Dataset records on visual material
##########

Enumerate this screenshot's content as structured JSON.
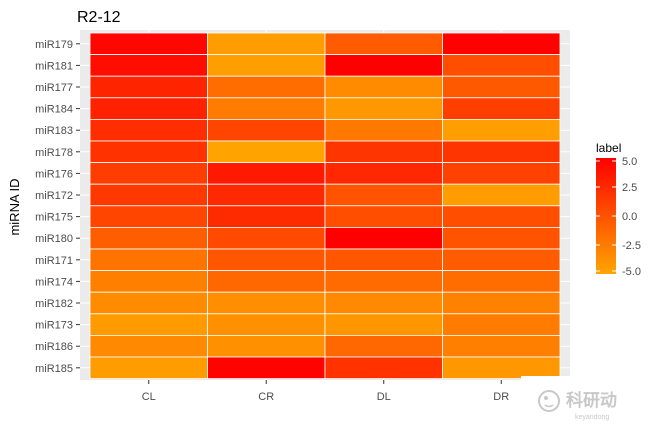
{
  "chart_data": {
    "type": "heatmap",
    "title": "R2-12",
    "xlabel": "",
    "ylabel": "miRNA ID",
    "x_categories": [
      "CL",
      "CR",
      "DL",
      "DR"
    ],
    "y_categories": [
      "miR179",
      "miR181",
      "miR177",
      "miR184",
      "miR183",
      "miR178",
      "miR176",
      "miR172",
      "miR175",
      "miR180",
      "miR171",
      "miR174",
      "miR182",
      "miR173",
      "miR186",
      "miR185"
    ],
    "values": [
      [
        4.6,
        -4.5,
        -0.5,
        4.9
      ],
      [
        4.2,
        -4.6,
        5.0,
        0.3
      ],
      [
        2.8,
        -1.6,
        -3.5,
        -0.4
      ],
      [
        3.0,
        -2.5,
        -4.2,
        1.2
      ],
      [
        2.2,
        0.8,
        -2.3,
        -4.6
      ],
      [
        2.0,
        -4.9,
        1.8,
        1.8
      ],
      [
        1.3,
        3.5,
        2.6,
        1.0
      ],
      [
        1.6,
        2.5,
        0.0,
        -4.5
      ],
      [
        0.8,
        2.4,
        0.3,
        0.3
      ],
      [
        -0.7,
        0.5,
        5.0,
        0.0
      ],
      [
        -2.0,
        -0.3,
        -0.2,
        -0.6
      ],
      [
        -2.7,
        -1.3,
        -1.5,
        -1.6
      ],
      [
        -3.5,
        -3.6,
        -3.3,
        -2.8
      ],
      [
        -4.4,
        -3.8,
        -4.1,
        -2.5
      ],
      [
        -3.3,
        -3.7,
        -1.3,
        -2.7
      ],
      [
        -4.5,
        4.8,
        2.0,
        -4.2
      ]
    ],
    "legend": {
      "title": "label",
      "ticks": [
        "5.0",
        "2.5",
        "0.0",
        "-2.5",
        "-5.0"
      ],
      "tick_values": [
        5.0,
        2.5,
        0.0,
        -2.5,
        -5.0
      ],
      "range": [
        -5,
        5
      ],
      "color_low": "#FFA500",
      "color_high": "#FF0000",
      "placement": "right"
    },
    "grid": true,
    "panel_background": "#EBEBEB",
    "tile_border": "#FFFFFF"
  }
}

##########

What to do
Except for the pictures, reproduce every line exactly.

Full solution
Enumerate this screenshot's content as structured JSON.
{
  "chart_data": {
    "type": "heatmap",
    "title": "R2-12",
    "xlabel": "",
    "ylabel": "miRNA ID",
    "x_categories": [
      "CL",
      "CR",
      "DL",
      "DR"
    ],
    "y_categories": [
      "miR179",
      "miR181",
      "miR177",
      "miR184",
      "miR183",
      "miR178",
      "miR176",
      "miR172",
      "miR175",
      "miR180",
      "miR171",
      "miR174",
      "miR182",
      "miR173",
      "miR186",
      "miR185"
    ],
    "values": [
      [
        4.6,
        -4.5,
        -0.5,
        4.9
      ],
      [
        4.2,
        -4.6,
        5.0,
        0.3
      ],
      [
        2.8,
        -1.6,
        -3.5,
        -0.4
      ],
      [
        3.0,
        -2.5,
        -4.2,
        1.2
      ],
      [
        2.2,
        0.8,
        -2.3,
        -4.6
      ],
      [
        2.0,
        -4.9,
        1.8,
        1.8
      ],
      [
        1.3,
        3.5,
        2.6,
        1.0
      ],
      [
        1.6,
        2.5,
        0.0,
        -4.5
      ],
      [
        0.8,
        2.4,
        0.3,
        0.3
      ],
      [
        -0.7,
        0.5,
        5.0,
        0.0
      ],
      [
        -2.0,
        -0.3,
        -0.2,
        -0.6
      ],
      [
        -2.7,
        -1.3,
        -1.5,
        -1.6
      ],
      [
        -3.5,
        -3.6,
        -3.3,
        -2.8
      ],
      [
        -4.4,
        -3.8,
        -4.1,
        -2.5
      ],
      [
        -3.3,
        -3.7,
        -1.3,
        -2.7
      ],
      [
        -4.5,
        4.8,
        2.0,
        -4.2
      ]
    ],
    "legend": {
      "title": "label",
      "ticks": [
        "5.0",
        "2.5",
        "0.0",
        "-2.5",
        "-5.0"
      ],
      "tick_values": [
        5.0,
        2.5,
        0.0,
        -2.5,
        -5.0
      ],
      "range": [
        -5,
        5
      ],
      "color_low": "#FFA500",
      "color_high": "#FF0000",
      "placement": "right"
    },
    "grid": true,
    "panel_background": "#EBEBEB",
    "tile_border": "#FFFFFF"
  }
}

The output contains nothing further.